━━ Data for this task
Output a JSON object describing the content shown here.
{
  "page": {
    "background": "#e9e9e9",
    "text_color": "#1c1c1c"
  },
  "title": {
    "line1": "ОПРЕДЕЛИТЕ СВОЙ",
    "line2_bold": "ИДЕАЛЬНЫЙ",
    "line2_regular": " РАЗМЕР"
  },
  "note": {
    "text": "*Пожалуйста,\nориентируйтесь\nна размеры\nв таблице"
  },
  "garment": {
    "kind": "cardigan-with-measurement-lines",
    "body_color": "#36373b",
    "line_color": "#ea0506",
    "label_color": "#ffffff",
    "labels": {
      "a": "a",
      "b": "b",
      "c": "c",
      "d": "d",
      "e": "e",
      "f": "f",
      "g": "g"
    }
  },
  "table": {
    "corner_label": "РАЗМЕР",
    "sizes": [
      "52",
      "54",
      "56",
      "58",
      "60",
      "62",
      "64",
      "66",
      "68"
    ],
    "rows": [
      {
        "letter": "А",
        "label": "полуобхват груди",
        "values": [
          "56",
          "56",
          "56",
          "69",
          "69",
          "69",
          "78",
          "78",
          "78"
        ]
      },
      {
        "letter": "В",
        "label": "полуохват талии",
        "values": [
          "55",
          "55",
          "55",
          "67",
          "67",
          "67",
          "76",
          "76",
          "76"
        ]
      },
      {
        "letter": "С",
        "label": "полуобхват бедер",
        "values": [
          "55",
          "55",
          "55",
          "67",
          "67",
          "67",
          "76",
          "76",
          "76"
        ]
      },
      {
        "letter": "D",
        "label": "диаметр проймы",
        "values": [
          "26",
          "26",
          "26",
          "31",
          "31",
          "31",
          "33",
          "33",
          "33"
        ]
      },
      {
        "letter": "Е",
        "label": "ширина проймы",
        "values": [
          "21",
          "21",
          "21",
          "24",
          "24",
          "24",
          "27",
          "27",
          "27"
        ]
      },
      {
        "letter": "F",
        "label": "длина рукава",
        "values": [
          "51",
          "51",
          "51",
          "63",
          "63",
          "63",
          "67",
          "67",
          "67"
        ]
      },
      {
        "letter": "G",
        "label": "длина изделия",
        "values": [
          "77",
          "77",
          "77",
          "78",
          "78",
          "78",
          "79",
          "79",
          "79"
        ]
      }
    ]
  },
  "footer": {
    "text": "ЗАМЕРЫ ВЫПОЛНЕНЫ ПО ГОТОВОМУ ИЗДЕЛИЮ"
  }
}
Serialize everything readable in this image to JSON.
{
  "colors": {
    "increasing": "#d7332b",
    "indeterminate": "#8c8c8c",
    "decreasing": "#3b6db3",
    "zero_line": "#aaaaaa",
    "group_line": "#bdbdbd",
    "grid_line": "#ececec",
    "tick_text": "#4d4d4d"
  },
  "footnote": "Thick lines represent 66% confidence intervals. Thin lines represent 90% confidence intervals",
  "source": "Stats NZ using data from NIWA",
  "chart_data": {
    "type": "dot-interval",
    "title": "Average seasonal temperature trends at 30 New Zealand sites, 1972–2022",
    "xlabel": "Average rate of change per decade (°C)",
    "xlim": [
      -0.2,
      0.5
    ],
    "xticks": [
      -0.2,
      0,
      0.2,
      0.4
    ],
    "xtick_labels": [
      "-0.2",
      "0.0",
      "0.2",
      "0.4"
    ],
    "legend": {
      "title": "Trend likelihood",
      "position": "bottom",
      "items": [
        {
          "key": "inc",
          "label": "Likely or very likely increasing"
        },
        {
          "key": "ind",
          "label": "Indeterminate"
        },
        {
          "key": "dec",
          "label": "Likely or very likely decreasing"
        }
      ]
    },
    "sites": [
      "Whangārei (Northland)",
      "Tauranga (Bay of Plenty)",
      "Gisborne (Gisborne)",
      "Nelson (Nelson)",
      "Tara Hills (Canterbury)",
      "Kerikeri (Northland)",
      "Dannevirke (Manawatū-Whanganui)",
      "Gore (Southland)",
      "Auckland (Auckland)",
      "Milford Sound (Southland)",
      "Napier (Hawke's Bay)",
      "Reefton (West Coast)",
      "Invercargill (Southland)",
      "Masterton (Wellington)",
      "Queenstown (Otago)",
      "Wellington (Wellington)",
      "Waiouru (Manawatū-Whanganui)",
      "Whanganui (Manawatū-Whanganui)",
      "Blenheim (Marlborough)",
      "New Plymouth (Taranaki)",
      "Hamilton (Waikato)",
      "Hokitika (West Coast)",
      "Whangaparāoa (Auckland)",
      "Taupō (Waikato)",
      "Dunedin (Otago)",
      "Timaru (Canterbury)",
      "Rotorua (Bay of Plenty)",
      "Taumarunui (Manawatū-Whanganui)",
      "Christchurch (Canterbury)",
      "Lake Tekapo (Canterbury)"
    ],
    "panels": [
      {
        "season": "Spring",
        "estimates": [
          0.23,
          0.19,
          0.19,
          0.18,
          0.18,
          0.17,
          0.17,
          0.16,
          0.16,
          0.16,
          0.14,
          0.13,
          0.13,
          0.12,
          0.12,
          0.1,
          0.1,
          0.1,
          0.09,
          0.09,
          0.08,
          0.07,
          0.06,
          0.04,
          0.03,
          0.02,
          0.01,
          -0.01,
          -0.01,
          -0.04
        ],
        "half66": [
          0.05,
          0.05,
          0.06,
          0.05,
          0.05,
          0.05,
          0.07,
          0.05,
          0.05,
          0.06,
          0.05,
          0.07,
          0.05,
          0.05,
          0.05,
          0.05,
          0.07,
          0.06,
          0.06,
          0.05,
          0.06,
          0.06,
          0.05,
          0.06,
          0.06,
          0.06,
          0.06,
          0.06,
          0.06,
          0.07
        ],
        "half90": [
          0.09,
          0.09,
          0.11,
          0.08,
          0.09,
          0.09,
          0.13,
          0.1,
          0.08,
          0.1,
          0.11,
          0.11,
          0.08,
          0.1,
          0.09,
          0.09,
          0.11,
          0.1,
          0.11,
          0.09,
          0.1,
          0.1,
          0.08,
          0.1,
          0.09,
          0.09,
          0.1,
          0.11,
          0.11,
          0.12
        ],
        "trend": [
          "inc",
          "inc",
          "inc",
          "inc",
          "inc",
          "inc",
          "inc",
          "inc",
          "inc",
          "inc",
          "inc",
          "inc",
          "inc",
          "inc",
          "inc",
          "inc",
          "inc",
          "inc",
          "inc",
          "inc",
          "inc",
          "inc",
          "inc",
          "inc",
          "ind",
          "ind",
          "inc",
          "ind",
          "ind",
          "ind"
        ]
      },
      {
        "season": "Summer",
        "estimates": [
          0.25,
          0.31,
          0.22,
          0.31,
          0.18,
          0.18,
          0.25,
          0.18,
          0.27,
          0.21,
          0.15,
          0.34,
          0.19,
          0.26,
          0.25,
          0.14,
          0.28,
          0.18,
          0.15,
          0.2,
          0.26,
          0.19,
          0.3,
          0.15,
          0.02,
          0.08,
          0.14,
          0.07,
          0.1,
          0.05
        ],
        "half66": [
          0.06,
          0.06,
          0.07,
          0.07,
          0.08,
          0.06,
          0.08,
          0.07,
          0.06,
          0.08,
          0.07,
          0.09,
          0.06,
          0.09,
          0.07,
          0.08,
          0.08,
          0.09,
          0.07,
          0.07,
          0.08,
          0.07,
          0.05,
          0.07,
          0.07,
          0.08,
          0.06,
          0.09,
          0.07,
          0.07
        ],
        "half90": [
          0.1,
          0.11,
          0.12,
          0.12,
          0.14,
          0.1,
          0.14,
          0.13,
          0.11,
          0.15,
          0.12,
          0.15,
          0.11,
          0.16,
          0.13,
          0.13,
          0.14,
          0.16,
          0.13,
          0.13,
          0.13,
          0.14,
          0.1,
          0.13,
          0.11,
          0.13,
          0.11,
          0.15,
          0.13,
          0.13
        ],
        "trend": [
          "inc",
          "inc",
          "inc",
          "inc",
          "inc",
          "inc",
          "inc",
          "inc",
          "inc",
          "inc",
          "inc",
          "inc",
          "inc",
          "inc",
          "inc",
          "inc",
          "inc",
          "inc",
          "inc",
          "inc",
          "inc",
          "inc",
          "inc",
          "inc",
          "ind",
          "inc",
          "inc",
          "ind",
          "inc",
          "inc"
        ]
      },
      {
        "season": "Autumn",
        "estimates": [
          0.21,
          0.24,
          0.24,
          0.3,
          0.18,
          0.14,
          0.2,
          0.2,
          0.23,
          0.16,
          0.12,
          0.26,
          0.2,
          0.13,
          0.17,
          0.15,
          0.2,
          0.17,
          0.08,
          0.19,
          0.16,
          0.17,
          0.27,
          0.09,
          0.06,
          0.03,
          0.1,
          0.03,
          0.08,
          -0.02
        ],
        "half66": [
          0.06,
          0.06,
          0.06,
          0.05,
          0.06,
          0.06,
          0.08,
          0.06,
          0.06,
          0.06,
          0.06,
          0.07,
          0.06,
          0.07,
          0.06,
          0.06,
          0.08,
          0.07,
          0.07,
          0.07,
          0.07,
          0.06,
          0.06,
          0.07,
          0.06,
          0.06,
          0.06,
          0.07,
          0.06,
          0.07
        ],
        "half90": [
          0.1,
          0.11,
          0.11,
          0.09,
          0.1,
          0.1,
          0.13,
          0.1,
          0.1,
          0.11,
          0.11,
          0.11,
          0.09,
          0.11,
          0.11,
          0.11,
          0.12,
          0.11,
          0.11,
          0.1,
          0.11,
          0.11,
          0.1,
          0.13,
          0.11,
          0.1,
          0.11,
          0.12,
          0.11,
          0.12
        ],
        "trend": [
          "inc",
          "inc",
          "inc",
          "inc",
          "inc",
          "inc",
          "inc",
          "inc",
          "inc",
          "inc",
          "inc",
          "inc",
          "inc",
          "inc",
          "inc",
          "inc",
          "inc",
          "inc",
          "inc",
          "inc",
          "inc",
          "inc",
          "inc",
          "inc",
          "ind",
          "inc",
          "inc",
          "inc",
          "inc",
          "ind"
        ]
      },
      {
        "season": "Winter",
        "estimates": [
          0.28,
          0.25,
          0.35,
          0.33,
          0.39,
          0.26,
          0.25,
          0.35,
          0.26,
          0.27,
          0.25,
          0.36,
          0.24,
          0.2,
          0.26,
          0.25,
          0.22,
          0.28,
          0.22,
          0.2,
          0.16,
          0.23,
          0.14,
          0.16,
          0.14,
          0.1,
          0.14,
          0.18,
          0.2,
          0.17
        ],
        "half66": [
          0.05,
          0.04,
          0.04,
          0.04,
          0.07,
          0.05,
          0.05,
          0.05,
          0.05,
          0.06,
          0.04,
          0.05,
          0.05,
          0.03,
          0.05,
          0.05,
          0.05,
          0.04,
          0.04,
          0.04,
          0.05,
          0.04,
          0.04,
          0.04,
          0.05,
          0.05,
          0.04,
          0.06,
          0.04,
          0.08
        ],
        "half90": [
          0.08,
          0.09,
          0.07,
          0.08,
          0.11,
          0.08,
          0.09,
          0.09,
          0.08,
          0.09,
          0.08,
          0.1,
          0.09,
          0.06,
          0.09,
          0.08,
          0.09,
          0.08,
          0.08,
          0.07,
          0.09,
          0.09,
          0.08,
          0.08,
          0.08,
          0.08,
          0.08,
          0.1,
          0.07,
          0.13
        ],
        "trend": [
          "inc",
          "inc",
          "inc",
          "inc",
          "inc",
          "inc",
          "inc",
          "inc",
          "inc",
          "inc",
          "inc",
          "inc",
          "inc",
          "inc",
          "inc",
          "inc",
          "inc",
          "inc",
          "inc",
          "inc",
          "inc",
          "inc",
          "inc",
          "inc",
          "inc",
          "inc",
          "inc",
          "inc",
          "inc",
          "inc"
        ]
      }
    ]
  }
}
━━━━
Extract every line containing the string "lines" from the material.

**Written reply:**
    "kind": "cardigan-with-measurement-lines",
  "footnote": "Thick lines represent 66% confidence intervals. Thin lines represent 90% confidence intervals",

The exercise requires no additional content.